---- PROVIDED DATA

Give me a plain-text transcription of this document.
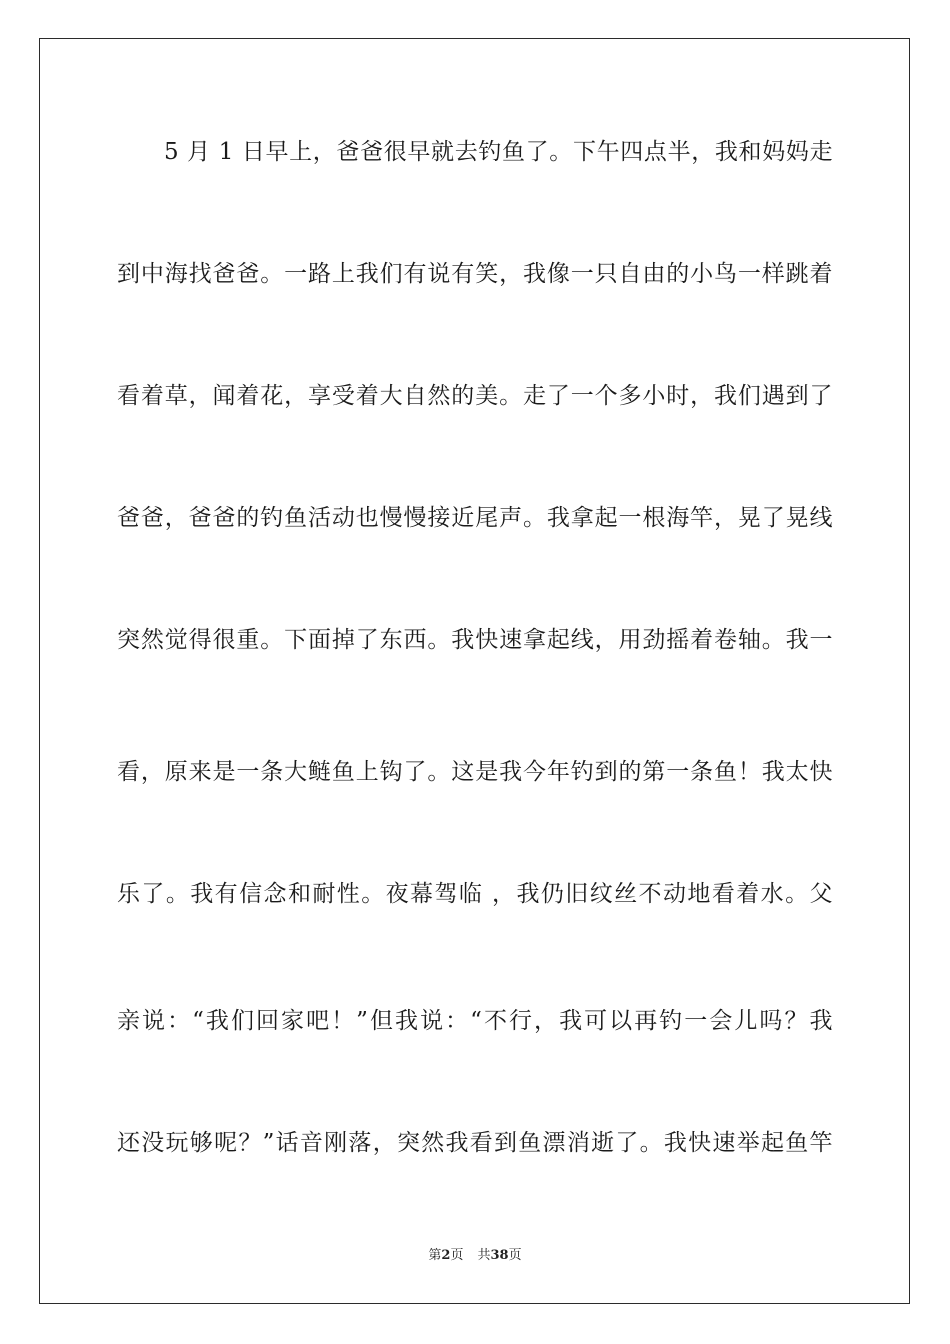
5 月 1 日早上，爸爸很早就去钓鱼了。下午四点半，我和妈妈走
到中海找爸爸。一路上我们有说有笑，我像一只自由的小鸟一样跳着
看着草，闻着花，享受着大自然的美。走了一个多小时，我们遇到了
爸爸，爸爸的钓鱼活动也慢慢接近尾声。我拿起一根海竿，晃了晃线
突然觉得很重。下面掉了东西。我快速拿起线，用劲摇着卷轴。我一
看，原来是一条大鲢鱼上钩了。这是我今年钓到的第一条鱼！我太快
乐了。我有信念和耐性。夜幕驾临 ，我仍旧纹丝不动地看着水。父
亲说：“我们回家吧！”但我说：“不行，我可以再钓一会儿吗？我
还没玩够呢？”话音刚落，突然我看到鱼漂消逝了。我快速举起鱼竿
第2页 共38页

--------

PROBLEM TO SOLVE
Write the entries above out again exactly, but not the pictures.

RESULT
Give me a plain-text transcription of this document.
5 月 1 日早上，爸爸很早就去钓鱼了。下午四点半，我和妈妈走
到中海找爸爸。一路上我们有说有笑，我像一只自由的小鸟一样跳着
看着草，闻着花，享受着大自然的美。走了一个多小时，我们遇到了
爸爸，爸爸的钓鱼活动也慢慢接近尾声。我拿起一根海竿，晃了晃线
突然觉得很重。下面掉了东西。我快速拿起线，用劲摇着卷轴。我一
看，原来是一条大鲢鱼上钩了。这是我今年钓到的第一条鱼！我太快
乐了。我有信念和耐性。夜幕驾临 ，我仍旧纹丝不动地看着水。父
亲说：“我们回家吧！”但我说：“不行，我可以再钓一会儿吗？我
还没玩够呢？”话音刚落，突然我看到鱼漂消逝了。我快速举起鱼竿
第2页 共38页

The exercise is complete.